Saved entries:

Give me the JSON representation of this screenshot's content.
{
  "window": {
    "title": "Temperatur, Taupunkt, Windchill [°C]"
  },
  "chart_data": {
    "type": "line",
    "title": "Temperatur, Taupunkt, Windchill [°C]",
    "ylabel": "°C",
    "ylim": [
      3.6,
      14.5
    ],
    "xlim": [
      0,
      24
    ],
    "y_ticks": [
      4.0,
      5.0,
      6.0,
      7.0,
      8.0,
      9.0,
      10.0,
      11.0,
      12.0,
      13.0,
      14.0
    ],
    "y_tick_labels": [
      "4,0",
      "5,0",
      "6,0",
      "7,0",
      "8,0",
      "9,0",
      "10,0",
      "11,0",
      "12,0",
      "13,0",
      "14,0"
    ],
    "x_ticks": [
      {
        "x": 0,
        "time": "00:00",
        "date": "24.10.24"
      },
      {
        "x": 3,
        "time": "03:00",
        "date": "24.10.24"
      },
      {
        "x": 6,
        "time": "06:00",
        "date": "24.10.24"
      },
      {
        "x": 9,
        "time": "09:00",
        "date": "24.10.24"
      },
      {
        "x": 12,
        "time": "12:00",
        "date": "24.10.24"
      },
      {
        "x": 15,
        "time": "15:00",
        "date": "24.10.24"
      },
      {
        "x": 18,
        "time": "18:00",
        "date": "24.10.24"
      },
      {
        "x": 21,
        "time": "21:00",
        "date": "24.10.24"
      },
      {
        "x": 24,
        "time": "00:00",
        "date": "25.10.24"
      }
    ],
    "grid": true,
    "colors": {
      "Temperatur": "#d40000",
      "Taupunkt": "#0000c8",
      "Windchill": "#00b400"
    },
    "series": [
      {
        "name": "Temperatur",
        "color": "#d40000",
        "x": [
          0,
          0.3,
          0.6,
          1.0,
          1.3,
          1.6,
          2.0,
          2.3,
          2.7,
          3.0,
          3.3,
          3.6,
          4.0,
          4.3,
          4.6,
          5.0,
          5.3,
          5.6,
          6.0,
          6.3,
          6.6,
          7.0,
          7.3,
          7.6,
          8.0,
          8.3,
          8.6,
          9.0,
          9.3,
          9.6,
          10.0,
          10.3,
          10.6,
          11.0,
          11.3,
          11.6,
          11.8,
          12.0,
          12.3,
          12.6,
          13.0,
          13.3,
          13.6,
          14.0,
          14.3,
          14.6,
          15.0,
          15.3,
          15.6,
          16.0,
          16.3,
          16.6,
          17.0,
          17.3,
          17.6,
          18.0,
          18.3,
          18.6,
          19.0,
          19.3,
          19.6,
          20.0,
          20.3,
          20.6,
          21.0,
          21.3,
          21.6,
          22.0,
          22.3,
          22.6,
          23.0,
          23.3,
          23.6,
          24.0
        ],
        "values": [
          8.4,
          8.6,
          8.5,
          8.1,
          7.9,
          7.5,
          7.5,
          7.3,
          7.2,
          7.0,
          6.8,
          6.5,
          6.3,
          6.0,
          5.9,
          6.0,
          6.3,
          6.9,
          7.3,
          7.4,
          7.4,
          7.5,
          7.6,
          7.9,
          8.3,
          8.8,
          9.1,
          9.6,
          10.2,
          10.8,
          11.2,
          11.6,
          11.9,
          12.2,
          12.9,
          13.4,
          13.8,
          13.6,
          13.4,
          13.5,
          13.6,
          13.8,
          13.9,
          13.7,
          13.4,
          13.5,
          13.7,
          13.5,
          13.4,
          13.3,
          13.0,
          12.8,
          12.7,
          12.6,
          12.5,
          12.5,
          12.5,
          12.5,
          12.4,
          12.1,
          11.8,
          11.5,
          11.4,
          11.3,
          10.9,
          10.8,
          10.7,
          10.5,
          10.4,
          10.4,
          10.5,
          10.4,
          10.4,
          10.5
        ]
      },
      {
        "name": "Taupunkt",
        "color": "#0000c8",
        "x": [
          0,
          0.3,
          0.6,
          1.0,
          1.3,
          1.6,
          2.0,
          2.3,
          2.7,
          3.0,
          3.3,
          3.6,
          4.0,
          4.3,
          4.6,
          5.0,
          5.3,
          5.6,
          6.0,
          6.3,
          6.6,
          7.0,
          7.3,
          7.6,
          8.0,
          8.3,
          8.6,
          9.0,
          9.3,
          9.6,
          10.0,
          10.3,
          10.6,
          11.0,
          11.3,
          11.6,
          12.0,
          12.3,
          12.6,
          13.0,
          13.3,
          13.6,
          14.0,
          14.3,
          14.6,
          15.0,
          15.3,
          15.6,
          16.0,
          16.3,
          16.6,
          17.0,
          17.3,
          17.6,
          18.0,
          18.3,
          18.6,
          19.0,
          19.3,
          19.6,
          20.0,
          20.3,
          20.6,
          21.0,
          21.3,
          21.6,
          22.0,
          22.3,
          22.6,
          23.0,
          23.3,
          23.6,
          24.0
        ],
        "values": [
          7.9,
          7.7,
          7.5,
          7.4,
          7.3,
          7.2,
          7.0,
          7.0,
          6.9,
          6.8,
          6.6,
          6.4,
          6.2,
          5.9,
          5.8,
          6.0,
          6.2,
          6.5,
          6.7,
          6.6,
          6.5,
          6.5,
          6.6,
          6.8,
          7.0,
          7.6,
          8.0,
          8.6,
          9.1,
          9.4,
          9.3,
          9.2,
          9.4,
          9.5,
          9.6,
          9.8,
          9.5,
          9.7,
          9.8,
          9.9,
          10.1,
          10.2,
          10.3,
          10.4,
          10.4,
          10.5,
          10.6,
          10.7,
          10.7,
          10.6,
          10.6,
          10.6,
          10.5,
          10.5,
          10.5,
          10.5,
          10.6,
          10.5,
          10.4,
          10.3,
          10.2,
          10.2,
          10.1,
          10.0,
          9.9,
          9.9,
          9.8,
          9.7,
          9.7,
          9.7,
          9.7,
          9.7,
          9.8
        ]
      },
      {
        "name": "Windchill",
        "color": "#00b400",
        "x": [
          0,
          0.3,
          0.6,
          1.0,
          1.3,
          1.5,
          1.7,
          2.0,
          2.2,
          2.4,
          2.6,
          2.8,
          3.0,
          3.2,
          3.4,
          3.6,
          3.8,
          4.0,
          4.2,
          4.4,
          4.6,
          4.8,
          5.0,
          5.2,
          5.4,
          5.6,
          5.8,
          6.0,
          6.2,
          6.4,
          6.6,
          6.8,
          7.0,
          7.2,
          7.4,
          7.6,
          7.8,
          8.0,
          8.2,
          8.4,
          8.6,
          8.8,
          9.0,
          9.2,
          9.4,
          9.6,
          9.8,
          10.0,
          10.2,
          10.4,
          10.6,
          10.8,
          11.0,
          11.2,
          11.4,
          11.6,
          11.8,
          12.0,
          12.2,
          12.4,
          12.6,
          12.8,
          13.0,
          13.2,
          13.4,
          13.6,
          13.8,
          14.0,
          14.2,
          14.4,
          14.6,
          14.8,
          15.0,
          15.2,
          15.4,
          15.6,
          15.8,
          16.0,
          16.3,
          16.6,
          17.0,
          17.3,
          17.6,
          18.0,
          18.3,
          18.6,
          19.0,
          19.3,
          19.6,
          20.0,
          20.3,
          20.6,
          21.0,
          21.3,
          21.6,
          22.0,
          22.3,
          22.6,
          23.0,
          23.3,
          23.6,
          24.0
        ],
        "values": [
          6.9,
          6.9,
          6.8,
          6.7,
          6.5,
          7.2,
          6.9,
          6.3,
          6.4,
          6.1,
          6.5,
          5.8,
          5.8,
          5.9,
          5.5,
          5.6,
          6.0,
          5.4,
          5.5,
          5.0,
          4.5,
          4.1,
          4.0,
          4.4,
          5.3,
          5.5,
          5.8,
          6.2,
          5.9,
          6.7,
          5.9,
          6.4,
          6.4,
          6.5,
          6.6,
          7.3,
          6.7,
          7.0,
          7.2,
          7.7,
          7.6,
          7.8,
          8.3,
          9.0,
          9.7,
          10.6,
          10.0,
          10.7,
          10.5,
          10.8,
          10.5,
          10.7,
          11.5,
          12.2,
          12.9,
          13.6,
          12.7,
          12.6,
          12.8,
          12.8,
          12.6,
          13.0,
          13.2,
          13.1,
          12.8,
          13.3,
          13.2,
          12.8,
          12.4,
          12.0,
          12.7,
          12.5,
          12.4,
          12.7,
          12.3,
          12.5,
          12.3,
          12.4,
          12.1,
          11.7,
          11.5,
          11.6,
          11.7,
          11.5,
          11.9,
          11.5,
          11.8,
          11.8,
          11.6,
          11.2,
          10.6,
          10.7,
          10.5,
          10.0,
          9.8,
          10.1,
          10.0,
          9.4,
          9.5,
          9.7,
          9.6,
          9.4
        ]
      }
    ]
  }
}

◆ **Do this**
Pick out every line with the string "Temperatur" and copy it.

◆ **Finished answer**
    "title": "Temperatur, Taupunkt, Windchill [°C]"
    "title": "Temperatur, Taupunkt, Windchill [°C]",
      "Temperatur": "#d40000",
        "name": "Temperatur",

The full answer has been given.